YOUR OBJECTIVE: Check every line of the entries for "Laser", and copy the lines that hold it.
------------------------------
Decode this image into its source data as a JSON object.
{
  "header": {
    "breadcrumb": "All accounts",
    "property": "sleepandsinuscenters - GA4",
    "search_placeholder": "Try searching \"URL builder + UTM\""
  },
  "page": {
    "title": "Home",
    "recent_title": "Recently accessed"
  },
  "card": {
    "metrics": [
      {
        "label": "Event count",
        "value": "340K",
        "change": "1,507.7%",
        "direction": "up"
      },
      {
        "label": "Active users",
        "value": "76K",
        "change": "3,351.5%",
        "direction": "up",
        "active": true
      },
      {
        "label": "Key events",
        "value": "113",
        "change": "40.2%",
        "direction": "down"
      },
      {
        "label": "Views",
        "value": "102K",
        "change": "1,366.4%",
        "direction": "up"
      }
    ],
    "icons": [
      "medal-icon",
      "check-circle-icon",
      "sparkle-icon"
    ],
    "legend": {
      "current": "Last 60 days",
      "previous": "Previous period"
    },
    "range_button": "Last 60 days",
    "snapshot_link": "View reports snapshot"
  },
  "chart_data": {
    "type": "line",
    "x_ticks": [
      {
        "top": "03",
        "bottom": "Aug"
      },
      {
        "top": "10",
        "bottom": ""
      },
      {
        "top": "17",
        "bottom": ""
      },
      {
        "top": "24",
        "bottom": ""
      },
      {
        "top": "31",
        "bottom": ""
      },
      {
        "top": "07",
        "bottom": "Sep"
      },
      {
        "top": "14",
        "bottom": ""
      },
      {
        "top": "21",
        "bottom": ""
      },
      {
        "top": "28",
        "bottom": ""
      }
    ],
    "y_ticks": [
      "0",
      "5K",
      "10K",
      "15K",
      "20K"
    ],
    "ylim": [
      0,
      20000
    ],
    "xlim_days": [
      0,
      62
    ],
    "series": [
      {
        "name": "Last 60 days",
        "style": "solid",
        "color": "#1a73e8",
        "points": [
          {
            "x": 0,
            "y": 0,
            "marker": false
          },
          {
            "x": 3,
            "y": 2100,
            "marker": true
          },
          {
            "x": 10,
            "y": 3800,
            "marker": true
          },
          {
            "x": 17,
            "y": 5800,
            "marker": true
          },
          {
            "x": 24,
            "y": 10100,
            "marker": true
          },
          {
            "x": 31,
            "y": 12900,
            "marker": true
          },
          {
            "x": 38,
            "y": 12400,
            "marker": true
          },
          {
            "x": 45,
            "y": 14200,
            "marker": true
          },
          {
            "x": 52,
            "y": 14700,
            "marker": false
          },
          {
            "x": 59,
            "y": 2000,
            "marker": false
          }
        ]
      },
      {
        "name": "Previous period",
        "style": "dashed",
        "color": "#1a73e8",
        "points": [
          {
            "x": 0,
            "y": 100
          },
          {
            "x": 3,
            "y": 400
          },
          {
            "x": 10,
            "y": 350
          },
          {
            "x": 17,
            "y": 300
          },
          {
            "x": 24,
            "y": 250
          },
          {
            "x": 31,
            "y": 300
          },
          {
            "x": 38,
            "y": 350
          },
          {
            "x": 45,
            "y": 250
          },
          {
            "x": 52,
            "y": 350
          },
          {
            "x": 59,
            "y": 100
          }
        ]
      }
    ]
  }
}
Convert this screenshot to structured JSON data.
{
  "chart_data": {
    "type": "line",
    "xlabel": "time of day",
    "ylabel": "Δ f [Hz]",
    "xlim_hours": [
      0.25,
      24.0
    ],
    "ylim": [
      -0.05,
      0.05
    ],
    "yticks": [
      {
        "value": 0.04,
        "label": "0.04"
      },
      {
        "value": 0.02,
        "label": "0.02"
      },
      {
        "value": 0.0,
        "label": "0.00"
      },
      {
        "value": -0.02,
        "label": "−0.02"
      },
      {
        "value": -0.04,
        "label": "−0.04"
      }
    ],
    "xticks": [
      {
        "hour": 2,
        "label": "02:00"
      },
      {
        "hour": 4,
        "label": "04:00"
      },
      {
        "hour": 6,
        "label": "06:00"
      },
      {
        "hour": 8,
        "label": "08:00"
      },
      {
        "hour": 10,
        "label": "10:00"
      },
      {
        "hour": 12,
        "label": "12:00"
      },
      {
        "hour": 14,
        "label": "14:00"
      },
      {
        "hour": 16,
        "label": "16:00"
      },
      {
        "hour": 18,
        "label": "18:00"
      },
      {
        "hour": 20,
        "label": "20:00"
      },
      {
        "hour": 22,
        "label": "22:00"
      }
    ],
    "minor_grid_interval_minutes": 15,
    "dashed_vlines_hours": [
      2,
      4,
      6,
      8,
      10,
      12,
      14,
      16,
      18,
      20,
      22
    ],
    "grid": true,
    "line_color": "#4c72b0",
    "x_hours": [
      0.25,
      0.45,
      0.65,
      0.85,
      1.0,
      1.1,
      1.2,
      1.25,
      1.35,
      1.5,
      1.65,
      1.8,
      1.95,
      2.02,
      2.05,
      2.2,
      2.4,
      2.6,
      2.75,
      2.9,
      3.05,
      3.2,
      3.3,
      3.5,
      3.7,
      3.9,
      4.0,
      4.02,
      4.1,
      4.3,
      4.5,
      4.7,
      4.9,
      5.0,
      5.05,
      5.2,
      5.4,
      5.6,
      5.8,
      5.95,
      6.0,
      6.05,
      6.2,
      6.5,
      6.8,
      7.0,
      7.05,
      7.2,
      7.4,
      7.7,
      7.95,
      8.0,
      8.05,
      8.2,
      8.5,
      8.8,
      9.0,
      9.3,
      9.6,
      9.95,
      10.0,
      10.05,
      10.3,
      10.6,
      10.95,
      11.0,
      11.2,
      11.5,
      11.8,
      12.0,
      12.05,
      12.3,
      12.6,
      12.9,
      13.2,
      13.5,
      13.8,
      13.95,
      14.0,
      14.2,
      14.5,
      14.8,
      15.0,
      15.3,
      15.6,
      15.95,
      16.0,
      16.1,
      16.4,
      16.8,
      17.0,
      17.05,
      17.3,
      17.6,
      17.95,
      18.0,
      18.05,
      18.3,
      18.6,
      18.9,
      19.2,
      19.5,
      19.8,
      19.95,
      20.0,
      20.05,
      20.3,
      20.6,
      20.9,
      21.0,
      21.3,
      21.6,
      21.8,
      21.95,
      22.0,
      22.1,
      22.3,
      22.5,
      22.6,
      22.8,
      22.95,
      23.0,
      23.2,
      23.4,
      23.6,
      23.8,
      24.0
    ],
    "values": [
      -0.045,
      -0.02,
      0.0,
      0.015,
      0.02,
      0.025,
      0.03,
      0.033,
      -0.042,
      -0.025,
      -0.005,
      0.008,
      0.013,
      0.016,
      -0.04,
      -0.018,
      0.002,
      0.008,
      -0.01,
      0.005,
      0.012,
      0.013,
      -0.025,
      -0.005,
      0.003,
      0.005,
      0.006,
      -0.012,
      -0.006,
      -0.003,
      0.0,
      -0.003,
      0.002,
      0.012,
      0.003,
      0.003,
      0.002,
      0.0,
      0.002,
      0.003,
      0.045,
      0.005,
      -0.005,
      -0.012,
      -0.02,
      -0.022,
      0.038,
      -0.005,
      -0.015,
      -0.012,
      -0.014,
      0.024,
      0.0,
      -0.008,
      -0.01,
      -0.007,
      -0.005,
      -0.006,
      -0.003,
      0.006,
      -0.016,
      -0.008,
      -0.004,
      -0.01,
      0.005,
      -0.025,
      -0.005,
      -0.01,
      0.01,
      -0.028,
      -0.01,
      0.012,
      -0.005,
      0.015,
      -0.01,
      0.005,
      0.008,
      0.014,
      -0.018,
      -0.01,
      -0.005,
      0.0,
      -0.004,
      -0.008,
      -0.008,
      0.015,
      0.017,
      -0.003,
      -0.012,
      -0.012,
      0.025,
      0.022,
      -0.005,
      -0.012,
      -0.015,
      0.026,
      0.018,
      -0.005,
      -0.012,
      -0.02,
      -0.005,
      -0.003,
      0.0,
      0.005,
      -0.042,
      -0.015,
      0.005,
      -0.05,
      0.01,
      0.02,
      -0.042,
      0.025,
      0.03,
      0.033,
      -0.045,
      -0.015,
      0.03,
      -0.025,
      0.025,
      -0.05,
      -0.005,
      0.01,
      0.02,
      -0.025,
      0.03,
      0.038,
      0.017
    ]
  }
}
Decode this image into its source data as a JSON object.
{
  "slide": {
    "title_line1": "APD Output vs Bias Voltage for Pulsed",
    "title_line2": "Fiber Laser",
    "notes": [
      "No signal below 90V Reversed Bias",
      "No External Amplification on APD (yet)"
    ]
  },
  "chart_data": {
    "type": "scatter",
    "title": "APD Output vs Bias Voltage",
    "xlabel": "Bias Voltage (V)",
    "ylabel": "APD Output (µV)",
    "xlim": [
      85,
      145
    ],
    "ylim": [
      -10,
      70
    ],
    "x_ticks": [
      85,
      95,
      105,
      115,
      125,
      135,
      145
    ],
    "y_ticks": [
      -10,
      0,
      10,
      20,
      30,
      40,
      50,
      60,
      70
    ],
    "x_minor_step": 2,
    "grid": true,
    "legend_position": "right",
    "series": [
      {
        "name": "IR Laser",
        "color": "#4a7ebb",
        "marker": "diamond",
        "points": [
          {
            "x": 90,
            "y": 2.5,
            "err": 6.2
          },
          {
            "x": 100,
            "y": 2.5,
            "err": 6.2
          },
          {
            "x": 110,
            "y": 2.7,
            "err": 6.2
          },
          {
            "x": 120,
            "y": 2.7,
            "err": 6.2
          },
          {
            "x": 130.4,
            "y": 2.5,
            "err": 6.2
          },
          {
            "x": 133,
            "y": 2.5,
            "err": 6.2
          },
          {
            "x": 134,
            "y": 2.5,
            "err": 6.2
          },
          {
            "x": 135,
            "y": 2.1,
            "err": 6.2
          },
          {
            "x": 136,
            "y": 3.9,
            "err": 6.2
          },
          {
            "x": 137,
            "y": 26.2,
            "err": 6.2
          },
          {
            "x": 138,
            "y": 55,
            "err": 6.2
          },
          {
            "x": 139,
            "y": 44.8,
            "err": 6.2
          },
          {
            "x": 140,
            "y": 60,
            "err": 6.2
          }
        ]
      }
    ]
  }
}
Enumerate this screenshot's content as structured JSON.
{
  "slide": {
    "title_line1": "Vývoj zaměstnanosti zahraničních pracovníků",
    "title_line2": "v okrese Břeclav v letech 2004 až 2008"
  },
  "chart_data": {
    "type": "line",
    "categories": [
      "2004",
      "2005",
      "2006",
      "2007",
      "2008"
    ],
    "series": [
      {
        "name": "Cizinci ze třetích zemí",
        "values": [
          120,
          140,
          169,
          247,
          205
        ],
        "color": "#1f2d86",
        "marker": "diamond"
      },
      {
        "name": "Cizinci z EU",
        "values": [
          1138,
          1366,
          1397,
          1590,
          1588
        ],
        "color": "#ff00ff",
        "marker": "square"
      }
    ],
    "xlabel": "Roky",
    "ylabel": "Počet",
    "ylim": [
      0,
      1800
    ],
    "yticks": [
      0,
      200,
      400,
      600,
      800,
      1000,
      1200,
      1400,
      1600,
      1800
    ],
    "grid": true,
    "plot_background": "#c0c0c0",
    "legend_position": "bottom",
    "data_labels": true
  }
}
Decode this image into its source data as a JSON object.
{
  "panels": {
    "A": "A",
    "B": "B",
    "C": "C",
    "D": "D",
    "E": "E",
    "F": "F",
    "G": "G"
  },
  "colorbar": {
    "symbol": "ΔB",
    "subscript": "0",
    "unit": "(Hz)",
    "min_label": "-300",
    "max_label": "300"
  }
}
------------------------------
RESULT FOR THIS TASK:
    "title_line2": "Fiber Laser",
        "name": "IR Laser",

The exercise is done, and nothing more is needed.